↓
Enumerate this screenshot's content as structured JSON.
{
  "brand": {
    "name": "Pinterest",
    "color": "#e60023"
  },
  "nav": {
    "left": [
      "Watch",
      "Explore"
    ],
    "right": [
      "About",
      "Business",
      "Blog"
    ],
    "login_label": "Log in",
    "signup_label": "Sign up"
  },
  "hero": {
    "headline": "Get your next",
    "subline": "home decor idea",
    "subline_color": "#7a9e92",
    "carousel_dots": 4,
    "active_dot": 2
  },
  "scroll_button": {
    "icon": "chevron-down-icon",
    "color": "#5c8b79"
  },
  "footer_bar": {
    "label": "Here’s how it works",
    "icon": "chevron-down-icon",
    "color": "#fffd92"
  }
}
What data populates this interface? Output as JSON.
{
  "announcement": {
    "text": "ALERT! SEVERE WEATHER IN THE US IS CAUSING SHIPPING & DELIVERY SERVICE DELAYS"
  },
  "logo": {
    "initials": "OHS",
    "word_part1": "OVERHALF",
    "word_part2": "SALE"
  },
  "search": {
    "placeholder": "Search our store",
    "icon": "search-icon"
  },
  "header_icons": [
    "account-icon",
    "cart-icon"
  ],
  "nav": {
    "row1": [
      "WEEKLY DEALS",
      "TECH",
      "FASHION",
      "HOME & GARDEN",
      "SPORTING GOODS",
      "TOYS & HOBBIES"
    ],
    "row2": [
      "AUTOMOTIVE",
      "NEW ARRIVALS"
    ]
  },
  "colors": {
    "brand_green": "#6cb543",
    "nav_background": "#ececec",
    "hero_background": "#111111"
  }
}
↑
What is asked:
Determine the number of lines in the data that contain "JSON" as a word or string, and state only that number.

Full output:
2